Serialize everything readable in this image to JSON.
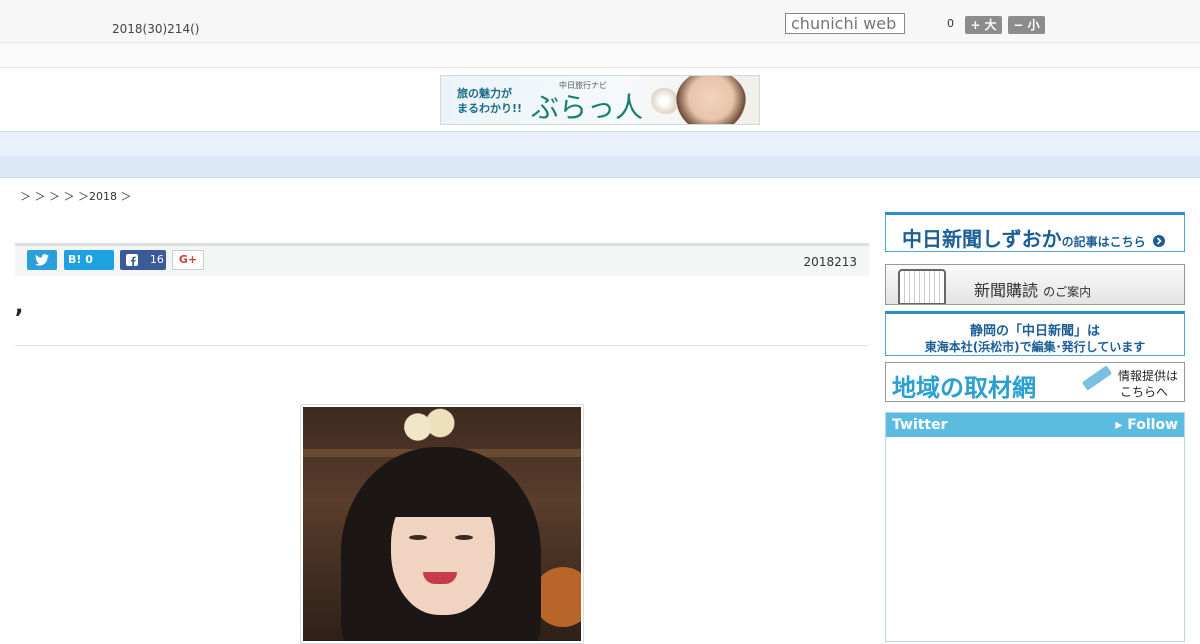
{
  "header": {
    "date": "2018(30)214()",
    "search_placeholder": "chunichi web",
    "count": "0",
    "font_larger": "+ 大",
    "font_smaller": "− 小"
  },
  "banner": {
    "line1": "旅の魅力が",
    "line2": "まるわかり!!",
    "small": "中日旅行ナビ",
    "main": "ぶらっ人"
  },
  "nav": {
    "items": [
      "    ",
      "    ",
      "    ",
      "    ",
      "    ",
      "    ",
      "    ",
      "    ",
      "    "
    ]
  },
  "breadcrumb": "＞ ＞ ＞ ＞ ＞2018 ＞",
  "share": {
    "hatena_label": "B!",
    "hatena_count": "0",
    "facebook_count": "16",
    "gplus_label": "G+"
  },
  "article": {
    "date": "2018213",
    "headline": ","
  },
  "sidebar": {
    "shizuoka_main": "中日新聞しずおか",
    "shizuoka_tail": "の記事はこちら",
    "subscribe_main": "新聞購読",
    "subscribe_tail": "のご案内",
    "tokai_line1": "静岡の「中日新聞」は",
    "tokai_line2": "東海本社(浜松市)で編集･発行しています",
    "network_main": "地域の取材網",
    "network_r1": "情報提供は",
    "network_r2": "こちらへ",
    "twitter_label": "Twitter",
    "follow_label": "▸ Follow"
  },
  "colors": {
    "nav_bg": "#e8f1f9",
    "accent_blue": "#1c5e96",
    "twitter_bar": "#5bbce0"
  }
}
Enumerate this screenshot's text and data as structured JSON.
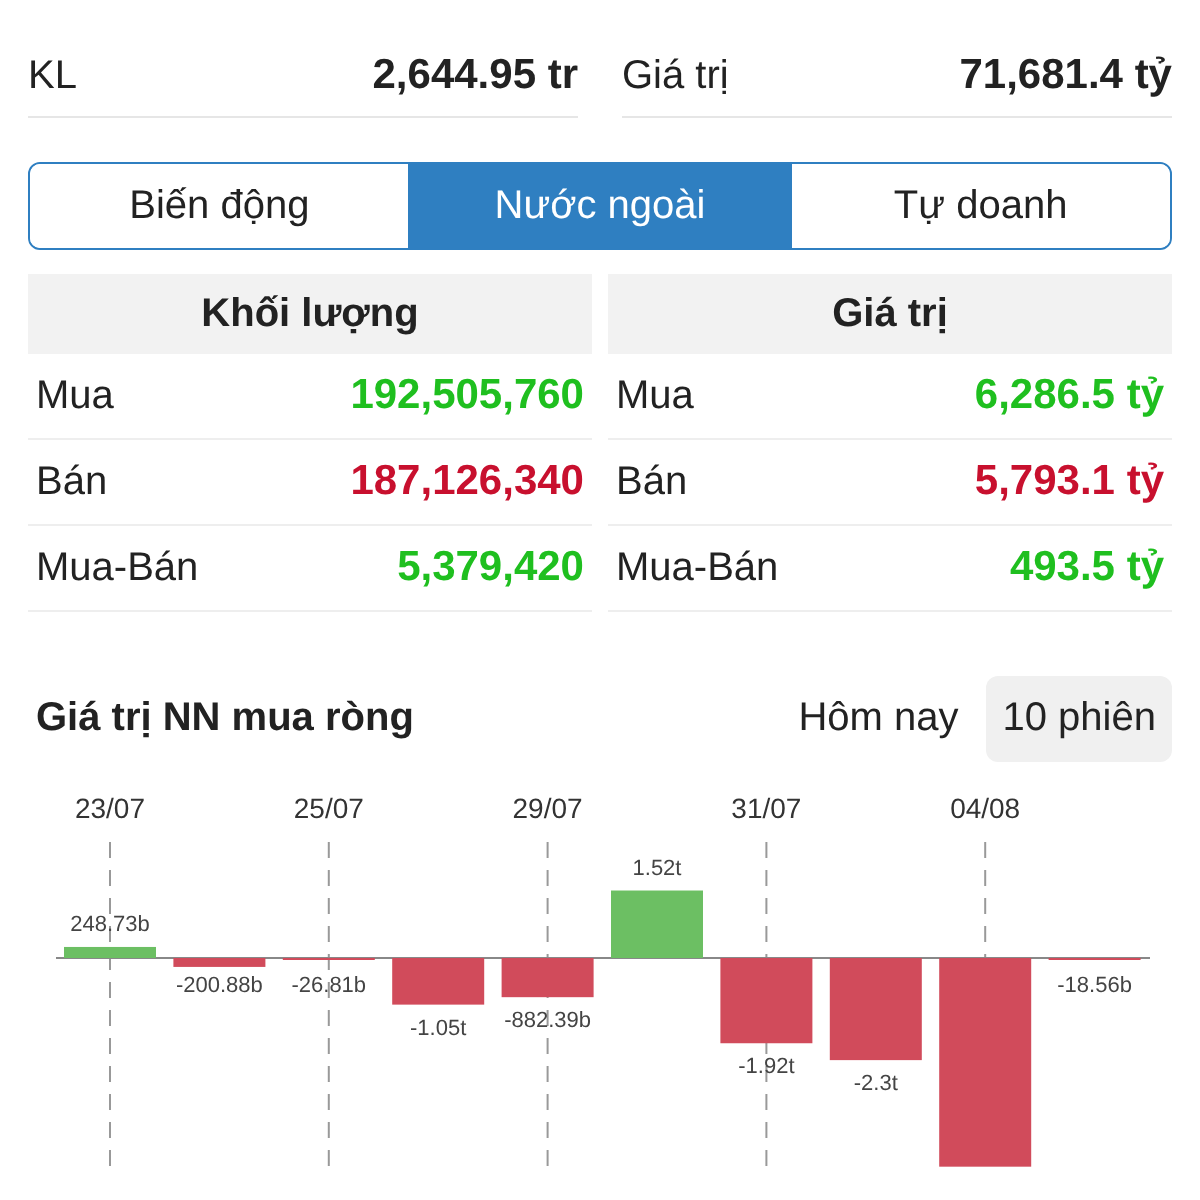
{
  "summary": [
    {
      "label": "KL",
      "value": "2,644.95 tr"
    },
    {
      "label": "Giá trị",
      "value": "71,681.4 tỷ"
    }
  ],
  "tabs": [
    {
      "label": "Biến động",
      "selected": false
    },
    {
      "label": "Nước ngoài",
      "selected": true
    },
    {
      "label": "Tự doanh",
      "selected": false
    }
  ],
  "foreign": {
    "columns": [
      {
        "title": "Khối lượng",
        "rows": [
          {
            "label": "Mua",
            "value": "192,505,760",
            "color": "#1fbf1f"
          },
          {
            "label": "Bán",
            "value": "187,126,340",
            "color": "#c8102e"
          },
          {
            "label": "Mua-Bán",
            "value": "5,379,420",
            "color": "#1fbf1f"
          }
        ]
      },
      {
        "title": "Giá trị",
        "rows": [
          {
            "label": "Mua",
            "value": "6,286.5 tỷ",
            "color": "#1fbf1f"
          },
          {
            "label": "Bán",
            "value": "5,793.1 tỷ",
            "color": "#c8102e"
          },
          {
            "label": "Mua-Bán",
            "value": "493.5 tỷ",
            "color": "#1fbf1f"
          }
        ]
      }
    ]
  },
  "net_chart": {
    "title": "Giá trị NN mua ròng",
    "periods": [
      {
        "label": "Hôm nay",
        "selected": false
      },
      {
        "label": "10 phiên",
        "selected": true
      }
    ],
    "chart_data": {
      "type": "bar",
      "grid": true,
      "categories": [
        "23/07",
        null,
        "25/07",
        null,
        "29/07",
        null,
        "31/07",
        null,
        "04/08",
        null
      ],
      "values": [
        248730000000,
        -200880000000,
        -26810000000,
        -1050000000000,
        -882390000000,
        1520000000000,
        -1920000000000,
        -2300000000000,
        -4700000000000,
        -18560000000
      ],
      "value_labels": [
        "248.73b",
        "-200.88b",
        "-26.81b",
        "-1.05t",
        "-882.39b",
        "1.52t",
        "-1.92t",
        "-2.3t",
        null,
        "-18.56b"
      ]
    }
  }
}
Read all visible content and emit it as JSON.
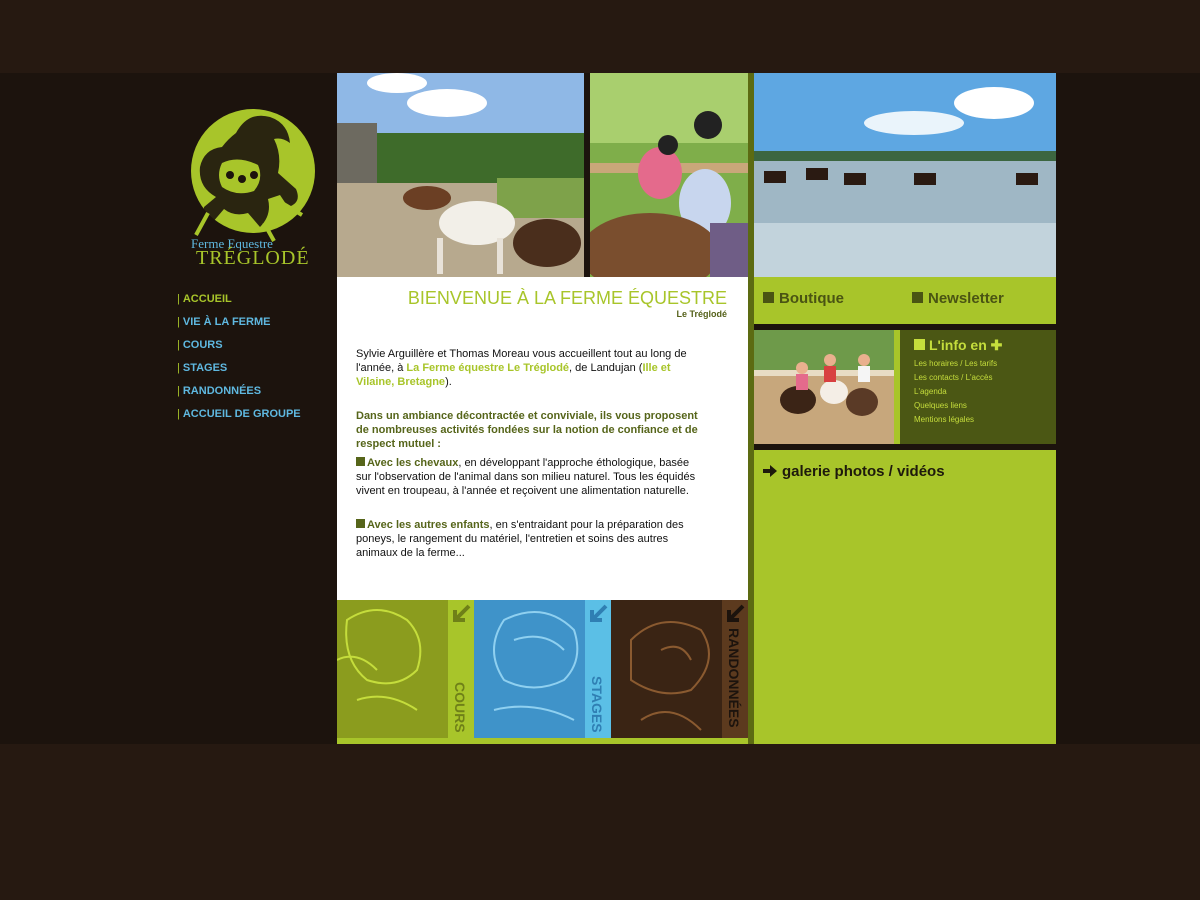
{
  "brand": {
    "line1": "Ferme Equestre",
    "line2": "TRÉGLODÉ"
  },
  "nav": [
    {
      "label": "ACCUEIL",
      "active": true
    },
    {
      "label": "VIE À LA FERME",
      "active": false
    },
    {
      "label": "COURS",
      "active": false
    },
    {
      "label": "STAGES",
      "active": false
    },
    {
      "label": "RANDONNÉES",
      "active": false
    },
    {
      "label": "ACCUEIL DE GROUPE",
      "active": false
    }
  ],
  "nav_separator": "|",
  "main": {
    "title": "BIENVENUE À LA FERME ÉQUESTRE",
    "subtitle": "Le Tréglodé",
    "intro_a": "Sylvie Arguillère et Thomas Moreau vous accueillent tout au long de l'année, à ",
    "intro_link1": "La Ferme équestre Le Tréglodé",
    "intro_b": ", de Landujan (",
    "intro_link2": "Ille et Vilaine, Bretagne",
    "intro_c": ").",
    "lead": "Dans un ambiance décontractée et conviviale, ils vous proposent de nombreuses activités fondées sur la notion de confiance et de respect mutuel :",
    "item1_title": "Avec les chevaux",
    "item1_text": ", en développant l'approche éthologique, basée sur l'observation de l'animal dans son milieu naturel. Tous les équidés vivent en troupeau, à l'année et reçoivent une alimentation naturelle.",
    "item2_title": "Avec les autres enfants",
    "item2_text": ", en s'entraidant pour la préparation des poneys, le rangement du matériel, l'entretien et soins des autres animaux de la ferme..."
  },
  "tiles": [
    {
      "label": "COURS",
      "color": "#8b9c1e"
    },
    {
      "label": "STAGES",
      "color": "#3f93c9"
    },
    {
      "label": "RANDONNÉES",
      "color": "#3a2414"
    }
  ],
  "sidebar_right": {
    "boutique": "Boutique",
    "newsletter": "Newsletter",
    "info_title": "L'info en",
    "info_links": [
      "Les horaires / Les tarifs",
      "Les contacts / L'accès",
      "L'agenda",
      "Quelques liens",
      "Mentions légales"
    ],
    "gallery": "galerie photos / vidéos"
  },
  "colors": {
    "background": "#261911",
    "lime": "#a8c52a",
    "olive": "#4b5714",
    "blue": "#5fb8e0",
    "brown": "#3a2414"
  }
}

────────────────────

> [TASK INSTRUCTIONS]: Copy every entry word for word, but omit the pictures.

> [THE COMPLETED TASK]:
Serialize everything readable in this image to JSON.
{
  "header": {
    "date": "2018(30)214()",
    "search_placeholder": "chunichi web",
    "count": "0",
    "font_larger": "+ 大",
    "font_smaller": "− 小"
  },
  "banner": {
    "line1": "旅の魅力が",
    "line2": "まるわかり!!",
    "small": "中日旅行ナビ",
    "main": "ぶらっ人"
  },
  "nav": {
    "items": [
      "    ",
      "    ",
      "    ",
      "    ",
      "    ",
      "    ",
      "    ",
      "    ",
      "    "
    ]
  },
  "breadcrumb": "＞ ＞ ＞ ＞ ＞2018 ＞",
  "share": {
    "hatena_label": "B!",
    "hatena_count": "0",
    "facebook_count": "16",
    "gplus_label": "G+"
  },
  "article": {
    "date": "2018213",
    "headline": ","
  },
  "sidebar": {
    "shizuoka_main": "中日新聞しずおか",
    "shizuoka_tail": "の記事はこちら",
    "subscribe_main": "新聞購読",
    "subscribe_tail": "のご案内",
    "tokai_line1": "静岡の「中日新聞」は",
    "tokai_line2": "東海本社(浜松市)で編集･発行しています",
    "network_main": "地域の取材網",
    "network_r1": "情報提供は",
    "network_r2": "こちらへ",
    "twitter_label": "Twitter",
    "follow_label": "▸ Follow"
  },
  "colors": {
    "nav_bg": "#e8f1f9",
    "accent_blue": "#1c5e96",
    "twitter_bar": "#5bbce0"
  }
}
Enumerate this screenshot's text and data as structured JSON.
{
  "summary": [
    {
      "label": "KL",
      "value": "2,644.95 tr"
    },
    {
      "label": "Giá trị",
      "value": "71,681.4 tỷ"
    }
  ],
  "tabs": [
    {
      "label": "Biến động",
      "selected": false
    },
    {
      "label": "Nước ngoài",
      "selected": true
    },
    {
      "label": "Tự doanh",
      "selected": false
    }
  ],
  "foreign": {
    "columns": [
      {
        "title": "Khối lượng",
        "rows": [
          {
            "label": "Mua",
            "value": "192,505,760",
            "color": "#1fbf1f"
          },
          {
            "label": "Bán",
            "value": "187,126,340",
            "color": "#c8102e"
          },
          {
            "label": "Mua-Bán",
            "value": "5,379,420",
            "color": "#1fbf1f"
          }
        ]
      },
      {
        "title": "Giá trị",
        "rows": [
          {
            "label": "Mua",
            "value": "6,286.5 tỷ",
            "color": "#1fbf1f"
          },
          {
            "label": "Bán",
            "value": "5,793.1 tỷ",
            "color": "#c8102e"
          },
          {
            "label": "Mua-Bán",
            "value": "493.5 tỷ",
            "color": "#1fbf1f"
          }
        ]
      }
    ]
  },
  "net_chart": {
    "title": "Giá trị NN mua ròng",
    "periods": [
      {
        "label": "Hôm nay",
        "selected": false
      },
      {
        "label": "10 phiên",
        "selected": true
      }
    ],
    "chart_data": {
      "type": "bar",
      "grid": true,
      "categories": [
        "23/07",
        null,
        "25/07",
        null,
        "29/07",
        null,
        "31/07",
        null,
        "04/08",
        null
      ],
      "values": [
        248730000000,
        -200880000000,
        -26810000000,
        -1050000000000,
        -882390000000,
        1520000000000,
        -1920000000000,
        -2300000000000,
        -4700000000000,
        -18560000000
      ],
      "value_labels": [
        "248.73b",
        "-200.88b",
        "-26.81b",
        "-1.05t",
        "-882.39b",
        "1.52t",
        "-1.92t",
        "-2.3t",
        null,
        "-18.56b"
      ]
    }
  }
}
Read all visible content and emit it as JSON.
{
  "brand": {
    "line1": "Ferme Equestre",
    "line2": "TRÉGLODÉ"
  },
  "nav": [
    {
      "label": "ACCUEIL",
      "active": true
    },
    {
      "label": "VIE À LA FERME",
      "active": false
    },
    {
      "label": "COURS",
      "active": false
    },
    {
      "label": "STAGES",
      "active": false
    },
    {
      "label": "RANDONNÉES",
      "active": false
    },
    {
      "label": "ACCUEIL DE GROUPE",
      "active": false
    }
  ],
  "nav_separator": "|",
  "main": {
    "title": "BIENVENUE À LA FERME ÉQUESTRE",
    "subtitle": "Le Tréglodé",
    "intro_a": "Sylvie Arguillère et Thomas Moreau vous accueillent tout au long de l'année, à ",
    "intro_link1": "La Ferme équestre Le Tréglodé",
    "intro_b": ", de Landujan (",
    "intro_link2": "Ille et Vilaine, Bretagne",
    "intro_c": ").",
    "lead": "Dans un ambiance décontractée et conviviale, ils vous proposent de nombreuses activités fondées sur la notion de confiance et de respect mutuel :",
    "item1_title": "Avec les chevaux",
    "item1_text": ", en développant l'approche éthologique, basée sur l'observation de l'animal dans son milieu naturel. Tous les équidés vivent en troupeau, à l'année et reçoivent une alimentation naturelle.",
    "item2_title": "Avec les autres enfants",
    "item2_text": ", en s'entraidant pour la préparation des poneys, le rangement du matériel, l'entretien et soins des autres animaux de la ferme..."
  },
  "tiles": [
    {
      "label": "COURS",
      "color": "#8b9c1e"
    },
    {
      "label": "STAGES",
      "color": "#3f93c9"
    },
    {
      "label": "RANDONNÉES",
      "color": "#3a2414"
    }
  ],
  "sidebar_right": {
    "boutique": "Boutique",
    "newsletter": "Newsletter",
    "info_title": "L'info en",
    "info_links": [
      "Les horaires / Les tarifs",
      "Les contacts / L'accès",
      "L'agenda",
      "Quelques liens",
      "Mentions légales"
    ],
    "gallery": "galerie photos / vidéos"
  },
  "colors": {
    "background": "#261911",
    "lime": "#a8c52a",
    "olive": "#4b5714",
    "blue": "#5fb8e0",
    "brown": "#3a2414"
  }
}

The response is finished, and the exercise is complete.